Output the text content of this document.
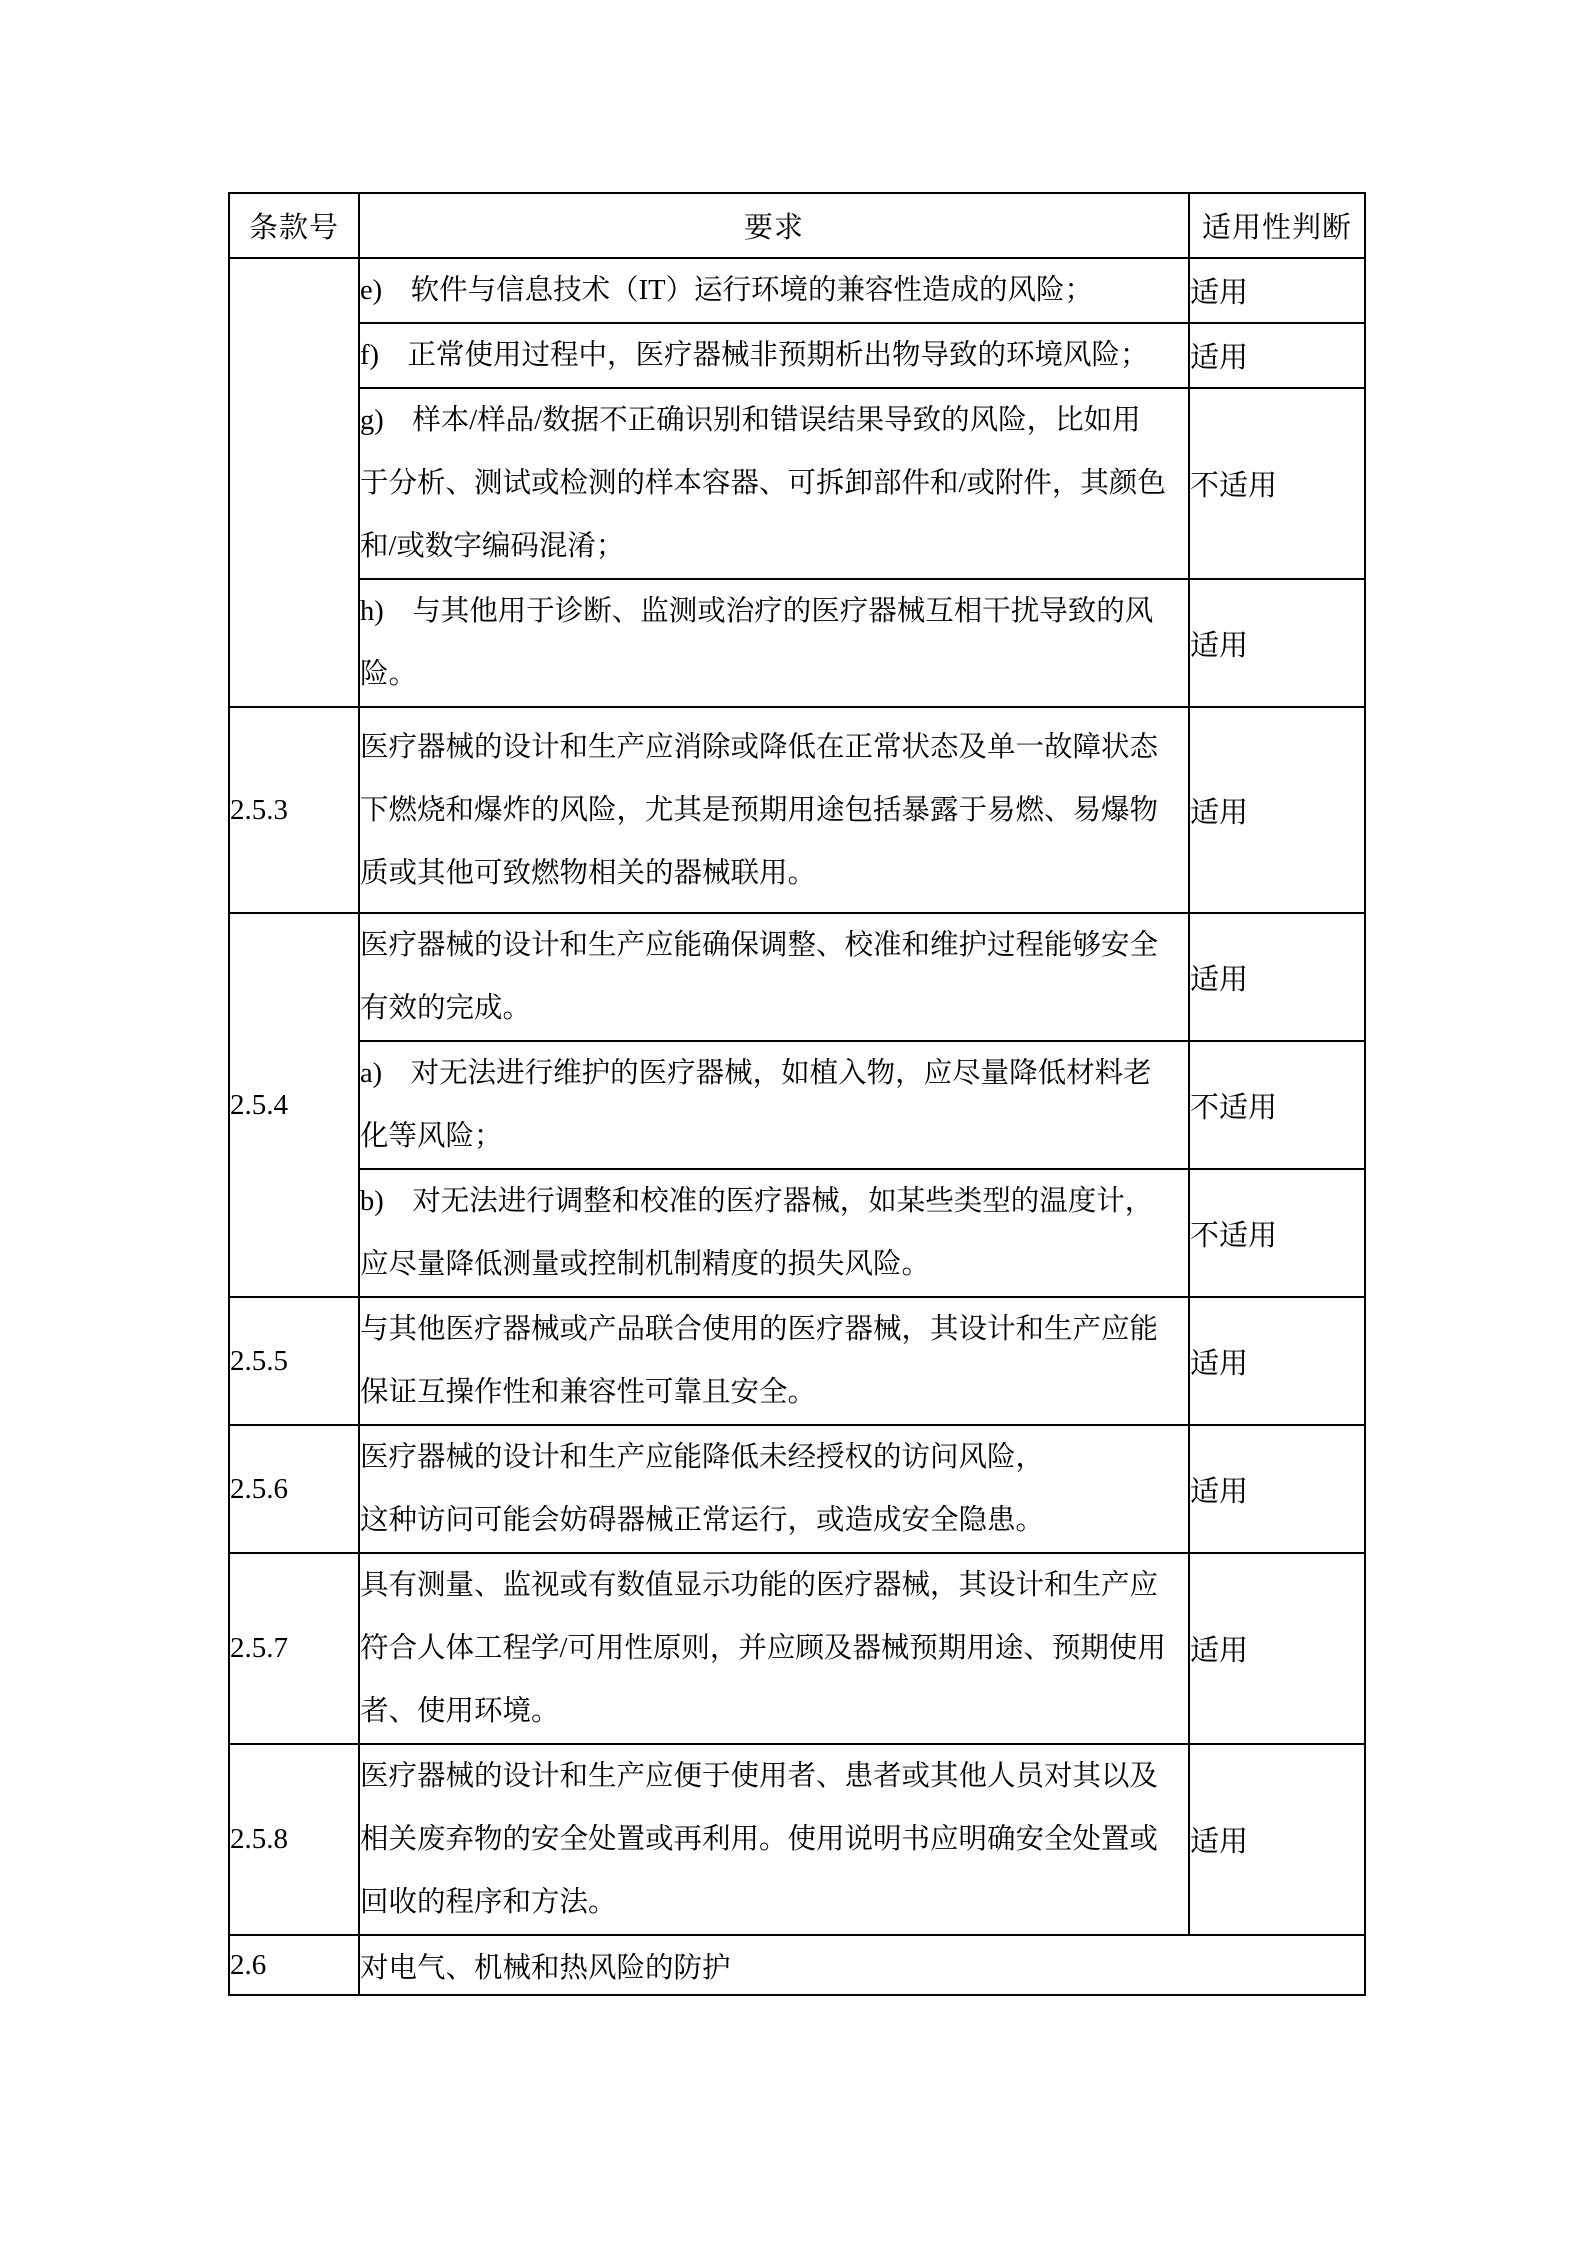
条款号	要求	适用性判断

	e)　软件与信息技术（IT）运行环境的兼容性造成的风险；	适用

	f)　正常使用过程中，医疗器械非预期析出物导致的环境风险；	适用

	g)　样本/样品/数据不正确识别和错误结果导致的风险，比如用
于分析、测试或检测的样本容器、可拆卸部件和/或附件，其颜色
和/或数字编码混淆；	不适用

	h)　与其他用于诊断、监测或治疗的医疗器械互相干扰导致的风
险。	适用
2.5.3	医疗器械的设计和生产应消除或降低在正常状态及单一故障状态
下燃烧和爆炸的风险，尤其是预期用途包括暴露于易燃、易爆物
质或其他可致燃物相关的器械联用。	适用
2.5.4	医疗器械的设计和生产应能确保调整、校准和维护过程能够安全
有效的完成。	适用

	a)　对无法进行维护的医疗器械，如植入物，应尽量降低材料老
化等风险；	不适用

	b)　对无法进行调整和校准的医疗器械，如某些类型的温度计，
应尽量降低测量或控制机制精度的损失风险。	不适用
2.5.5	与其他医疗器械或产品联合使用的医疗器械，其设计和生产应能
保证互操作性和兼容性可靠且安全。	适用
2.5.6	医疗器械的设计和生产应能降低未经授权的访问风险，
这种访问可能会妨碍器械正常运行，或造成安全隐患。	适用
2.5.7	具有测量、监视或有数值显示功能的医疗器械，其设计和生产应
符合人体工程学/可用性原则，并应顾及器械预期用途、预期使用
者、使用环境。	适用
2.5.8	医疗器械的设计和生产应便于使用者、患者或其他人员对其以及
相关废弃物的安全处置或再利用。使用说明书应明确安全处置或
回收的程序和方法。	适用
2.6	对电气、机械和热风险的防护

Brief: The entries above are to be returned exactly, without their pictures.

Full solution:
Output the text content of this document.
条款号	要求	适用性判断

	e)　软件与信息技术（IT）运行环境的兼容性造成的风险；	适用

	f)　正常使用过程中，医疗器械非预期析出物导致的环境风险；	适用

	g)　样本/样品/数据不正确识别和错误结果导致的风险，比如用
于分析、测试或检测的样本容器、可拆卸部件和/或附件，其颜色
和/或数字编码混淆；	不适用

	h)　与其他用于诊断、监测或治疗的医疗器械互相干扰导致的风
险。	适用
2.5.3	医疗器械的设计和生产应消除或降低在正常状态及单一故障状态
下燃烧和爆炸的风险，尤其是预期用途包括暴露于易燃、易爆物
质或其他可致燃物相关的器械联用。	适用
2.5.4	医疗器械的设计和生产应能确保调整、校准和维护过程能够安全
有效的完成。	适用

	a)　对无法进行维护的医疗器械，如植入物，应尽量降低材料老
化等风险；	不适用

	b)　对无法进行调整和校准的医疗器械，如某些类型的温度计，
应尽量降低测量或控制机制精度的损失风险。	不适用
2.5.5	与其他医疗器械或产品联合使用的医疗器械，其设计和生产应能
保证互操作性和兼容性可靠且安全。	适用
2.5.6	医疗器械的设计和生产应能降低未经授权的访问风险，
这种访问可能会妨碍器械正常运行，或造成安全隐患。	适用
2.5.7	具有测量、监视或有数值显示功能的医疗器械，其设计和生产应
符合人体工程学/可用性原则，并应顾及器械预期用途、预期使用
者、使用环境。	适用
2.5.8	医疗器械的设计和生产应便于使用者、患者或其他人员对其以及
相关废弃物的安全处置或再利用。使用说明书应明确安全处置或
回收的程序和方法。	适用
2.6	对电气、机械和热风险的防护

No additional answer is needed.